[DATASET RECORDS]:
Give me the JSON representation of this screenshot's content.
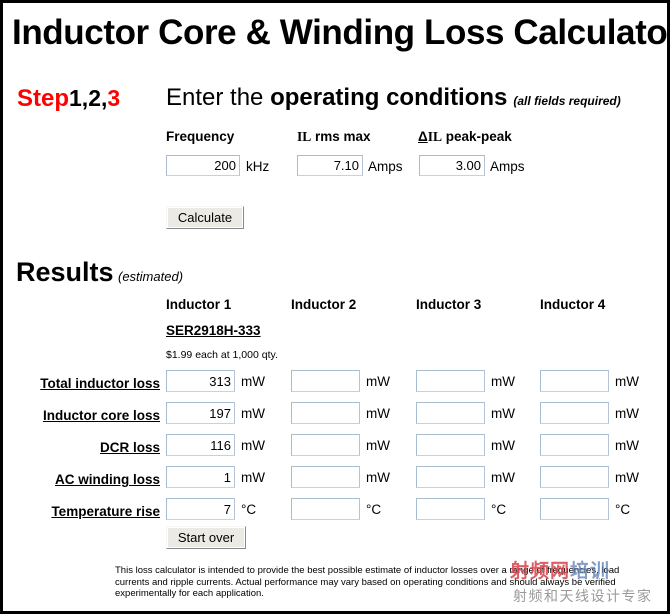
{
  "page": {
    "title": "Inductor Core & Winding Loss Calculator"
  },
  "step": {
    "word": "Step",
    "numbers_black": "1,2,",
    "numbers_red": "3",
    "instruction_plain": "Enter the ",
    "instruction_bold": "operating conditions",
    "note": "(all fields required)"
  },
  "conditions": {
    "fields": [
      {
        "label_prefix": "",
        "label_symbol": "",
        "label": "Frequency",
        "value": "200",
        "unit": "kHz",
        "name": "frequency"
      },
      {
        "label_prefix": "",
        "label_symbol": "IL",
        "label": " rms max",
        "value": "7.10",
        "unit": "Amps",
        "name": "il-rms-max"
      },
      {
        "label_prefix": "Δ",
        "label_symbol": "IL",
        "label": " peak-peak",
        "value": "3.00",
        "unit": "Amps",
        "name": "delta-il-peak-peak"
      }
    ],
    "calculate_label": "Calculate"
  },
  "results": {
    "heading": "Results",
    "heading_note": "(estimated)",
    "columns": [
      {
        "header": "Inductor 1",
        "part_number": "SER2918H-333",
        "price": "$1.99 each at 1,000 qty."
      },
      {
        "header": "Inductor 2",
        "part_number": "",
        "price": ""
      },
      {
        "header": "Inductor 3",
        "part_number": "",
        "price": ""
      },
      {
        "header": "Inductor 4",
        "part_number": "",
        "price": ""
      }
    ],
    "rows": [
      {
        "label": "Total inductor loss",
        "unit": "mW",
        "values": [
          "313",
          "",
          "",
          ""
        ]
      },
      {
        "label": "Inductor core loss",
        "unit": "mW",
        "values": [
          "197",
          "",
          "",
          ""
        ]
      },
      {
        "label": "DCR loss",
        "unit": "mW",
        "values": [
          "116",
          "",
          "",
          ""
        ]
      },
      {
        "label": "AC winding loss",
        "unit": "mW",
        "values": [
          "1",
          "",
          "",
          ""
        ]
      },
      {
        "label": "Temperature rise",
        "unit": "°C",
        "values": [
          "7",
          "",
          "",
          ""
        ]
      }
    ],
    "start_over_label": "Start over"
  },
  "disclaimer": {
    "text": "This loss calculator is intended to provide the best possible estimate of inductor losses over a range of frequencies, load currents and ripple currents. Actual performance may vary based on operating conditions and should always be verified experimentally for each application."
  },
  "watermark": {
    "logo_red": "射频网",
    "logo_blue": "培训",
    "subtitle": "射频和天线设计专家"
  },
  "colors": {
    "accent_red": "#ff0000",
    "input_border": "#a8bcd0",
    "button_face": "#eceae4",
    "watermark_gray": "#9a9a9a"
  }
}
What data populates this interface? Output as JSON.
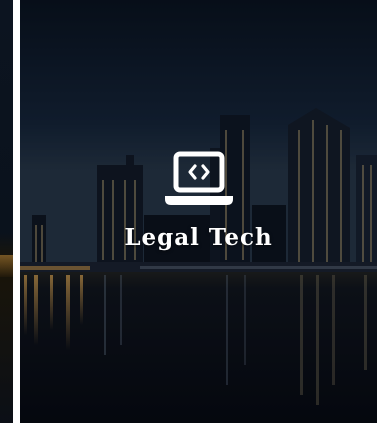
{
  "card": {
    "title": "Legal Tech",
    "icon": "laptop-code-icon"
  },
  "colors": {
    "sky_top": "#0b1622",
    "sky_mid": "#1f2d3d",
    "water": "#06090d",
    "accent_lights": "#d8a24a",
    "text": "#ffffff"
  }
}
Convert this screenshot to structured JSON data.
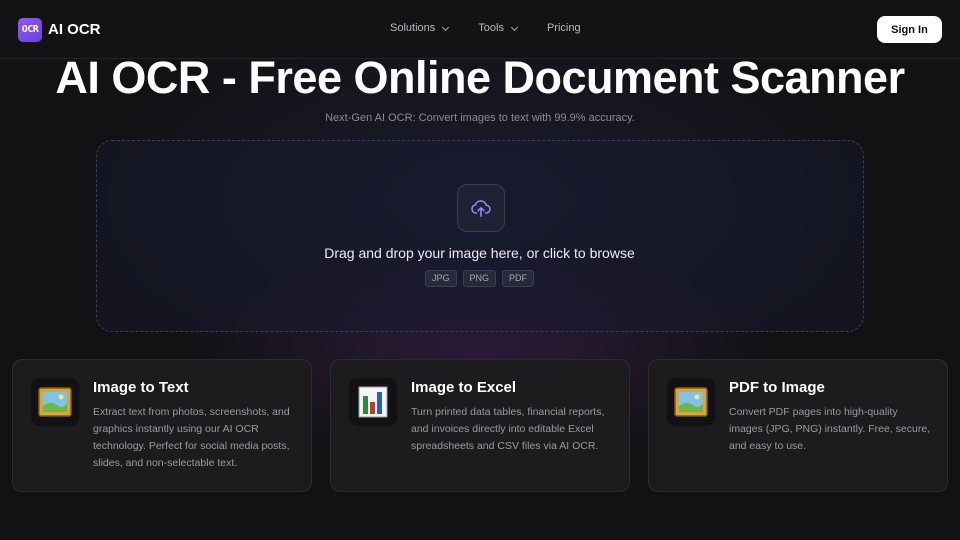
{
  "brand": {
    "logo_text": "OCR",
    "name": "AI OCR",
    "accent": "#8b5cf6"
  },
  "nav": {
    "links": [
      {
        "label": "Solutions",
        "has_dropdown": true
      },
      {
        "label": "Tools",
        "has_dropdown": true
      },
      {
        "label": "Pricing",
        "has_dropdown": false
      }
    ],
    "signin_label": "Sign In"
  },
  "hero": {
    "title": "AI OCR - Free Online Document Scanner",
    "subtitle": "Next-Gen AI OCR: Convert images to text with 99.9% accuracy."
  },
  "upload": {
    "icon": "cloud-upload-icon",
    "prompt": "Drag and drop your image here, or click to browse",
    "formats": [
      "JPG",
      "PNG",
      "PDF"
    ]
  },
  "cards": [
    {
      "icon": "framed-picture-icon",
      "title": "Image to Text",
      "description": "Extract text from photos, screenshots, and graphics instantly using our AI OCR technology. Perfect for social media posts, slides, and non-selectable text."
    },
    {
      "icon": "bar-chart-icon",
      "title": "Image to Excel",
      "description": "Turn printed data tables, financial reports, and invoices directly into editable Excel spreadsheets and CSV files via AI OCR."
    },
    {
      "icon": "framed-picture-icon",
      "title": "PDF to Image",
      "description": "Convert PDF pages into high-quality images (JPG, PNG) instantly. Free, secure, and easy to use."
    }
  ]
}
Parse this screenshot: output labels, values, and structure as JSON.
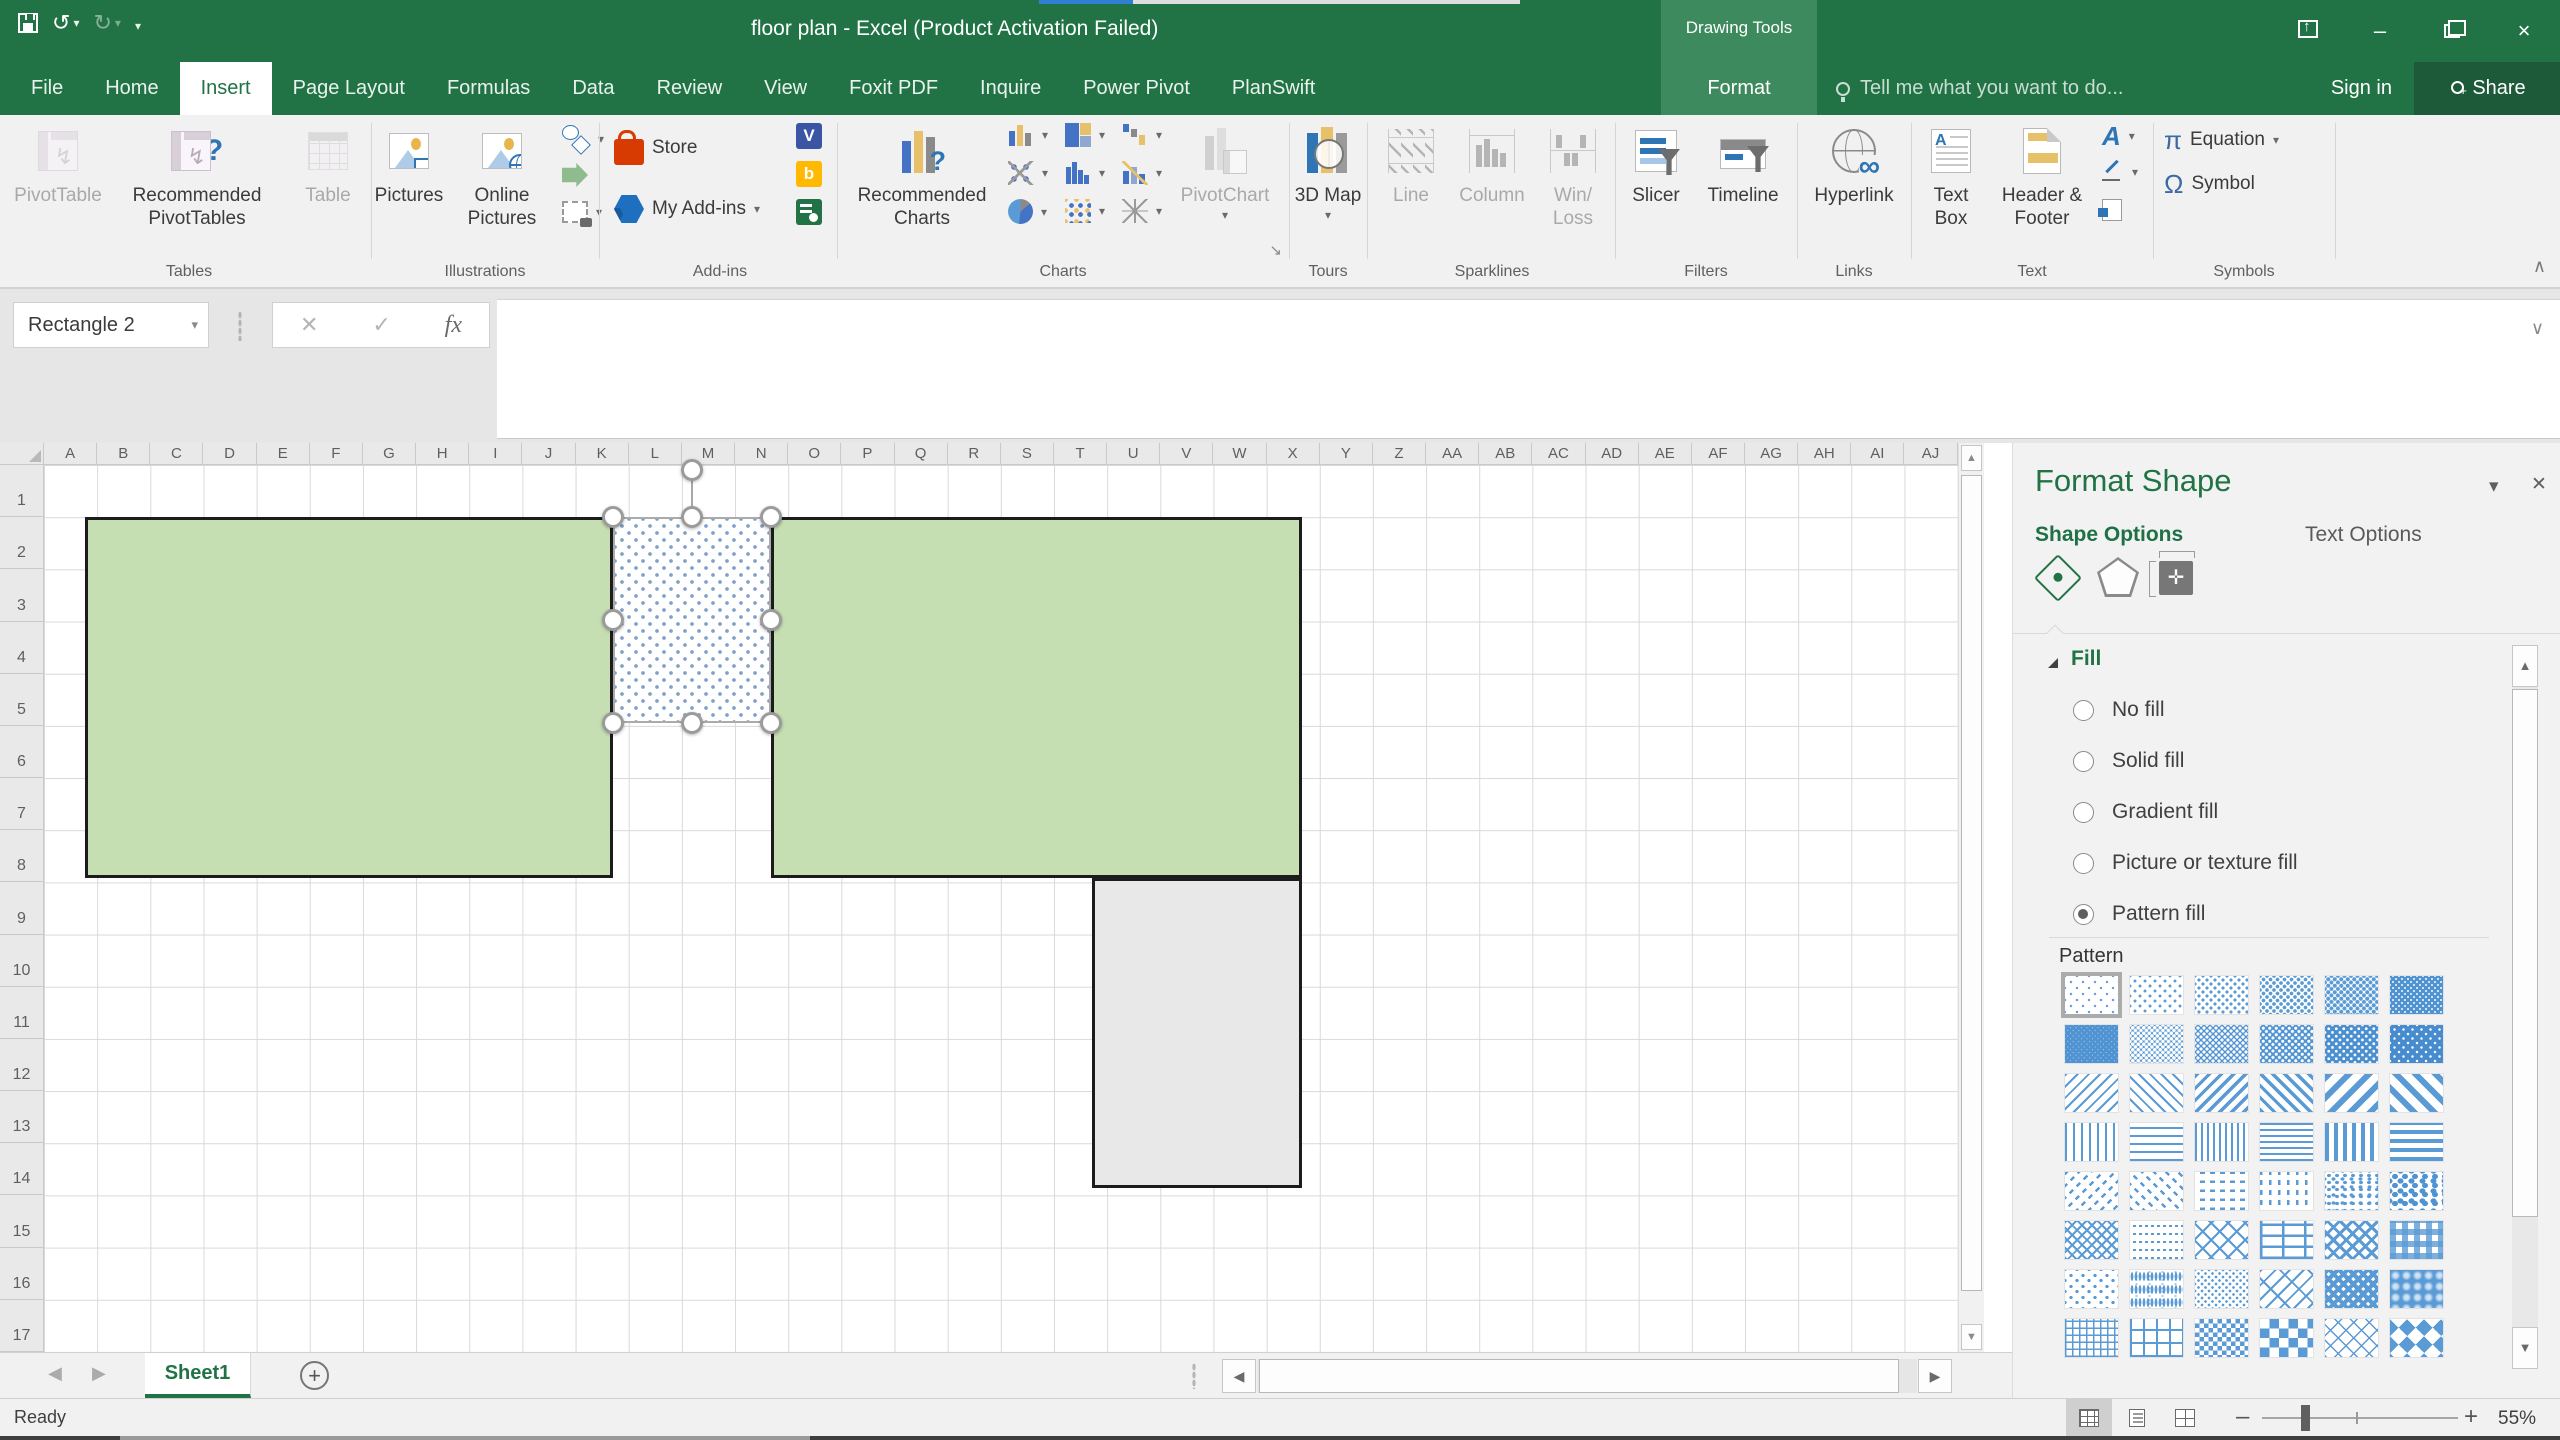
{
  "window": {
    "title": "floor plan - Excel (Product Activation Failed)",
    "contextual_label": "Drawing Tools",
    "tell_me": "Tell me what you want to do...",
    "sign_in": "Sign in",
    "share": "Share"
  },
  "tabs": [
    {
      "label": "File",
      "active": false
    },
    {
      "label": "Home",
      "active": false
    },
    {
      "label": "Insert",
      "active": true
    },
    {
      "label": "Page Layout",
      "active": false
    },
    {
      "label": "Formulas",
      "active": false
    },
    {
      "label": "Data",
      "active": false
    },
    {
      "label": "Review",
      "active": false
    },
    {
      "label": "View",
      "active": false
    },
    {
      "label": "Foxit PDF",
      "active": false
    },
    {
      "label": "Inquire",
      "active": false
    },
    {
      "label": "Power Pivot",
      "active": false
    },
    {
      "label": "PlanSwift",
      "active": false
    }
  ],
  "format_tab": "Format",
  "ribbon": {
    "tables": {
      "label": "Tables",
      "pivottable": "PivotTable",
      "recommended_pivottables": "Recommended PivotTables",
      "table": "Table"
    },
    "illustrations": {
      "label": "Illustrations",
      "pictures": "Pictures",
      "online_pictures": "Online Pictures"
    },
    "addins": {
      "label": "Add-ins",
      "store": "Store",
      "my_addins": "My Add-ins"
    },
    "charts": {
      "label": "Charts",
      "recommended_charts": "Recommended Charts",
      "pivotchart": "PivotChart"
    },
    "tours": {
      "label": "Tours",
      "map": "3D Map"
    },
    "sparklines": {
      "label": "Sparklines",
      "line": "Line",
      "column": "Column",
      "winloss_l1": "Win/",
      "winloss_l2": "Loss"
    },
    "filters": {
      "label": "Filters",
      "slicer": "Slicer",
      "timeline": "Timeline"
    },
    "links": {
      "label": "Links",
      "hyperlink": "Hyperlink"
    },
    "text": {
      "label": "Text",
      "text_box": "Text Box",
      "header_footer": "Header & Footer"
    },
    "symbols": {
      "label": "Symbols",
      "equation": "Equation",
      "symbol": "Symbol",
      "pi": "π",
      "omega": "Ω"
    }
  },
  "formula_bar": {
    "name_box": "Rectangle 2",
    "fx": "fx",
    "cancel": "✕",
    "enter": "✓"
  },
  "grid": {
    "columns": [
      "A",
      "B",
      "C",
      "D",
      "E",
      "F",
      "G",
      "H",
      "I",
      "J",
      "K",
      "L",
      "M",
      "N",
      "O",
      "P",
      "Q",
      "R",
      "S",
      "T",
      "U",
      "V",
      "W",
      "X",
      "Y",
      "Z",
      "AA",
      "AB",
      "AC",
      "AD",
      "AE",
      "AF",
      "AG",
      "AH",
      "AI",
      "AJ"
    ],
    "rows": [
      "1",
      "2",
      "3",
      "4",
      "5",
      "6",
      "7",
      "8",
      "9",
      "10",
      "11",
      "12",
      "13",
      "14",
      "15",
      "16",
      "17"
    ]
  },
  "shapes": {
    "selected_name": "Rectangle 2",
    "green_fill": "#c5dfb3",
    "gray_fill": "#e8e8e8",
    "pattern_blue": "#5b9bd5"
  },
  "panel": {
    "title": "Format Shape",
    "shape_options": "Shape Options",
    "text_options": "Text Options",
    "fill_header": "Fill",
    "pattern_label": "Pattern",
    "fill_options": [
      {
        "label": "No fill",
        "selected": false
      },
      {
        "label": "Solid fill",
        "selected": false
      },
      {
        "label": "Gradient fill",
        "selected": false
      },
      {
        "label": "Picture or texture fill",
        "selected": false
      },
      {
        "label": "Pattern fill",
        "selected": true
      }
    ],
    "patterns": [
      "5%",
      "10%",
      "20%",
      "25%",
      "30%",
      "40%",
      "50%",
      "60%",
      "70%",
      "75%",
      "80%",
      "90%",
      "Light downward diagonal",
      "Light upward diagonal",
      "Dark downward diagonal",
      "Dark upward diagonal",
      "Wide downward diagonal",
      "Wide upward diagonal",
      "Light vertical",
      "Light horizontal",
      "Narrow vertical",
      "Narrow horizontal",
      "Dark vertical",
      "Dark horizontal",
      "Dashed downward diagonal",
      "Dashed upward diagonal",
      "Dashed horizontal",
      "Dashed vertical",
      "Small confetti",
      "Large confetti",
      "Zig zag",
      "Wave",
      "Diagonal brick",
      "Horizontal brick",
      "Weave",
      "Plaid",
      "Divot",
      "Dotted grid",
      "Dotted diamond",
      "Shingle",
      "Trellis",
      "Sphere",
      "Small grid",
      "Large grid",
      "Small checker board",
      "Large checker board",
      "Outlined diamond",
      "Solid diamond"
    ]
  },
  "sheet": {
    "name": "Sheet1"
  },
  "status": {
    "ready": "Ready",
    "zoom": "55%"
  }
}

[OBJECTIVE]:
Going through the lines above one by one, tally those with the word "images" and give only the total.

[THE RESPONSE]:
2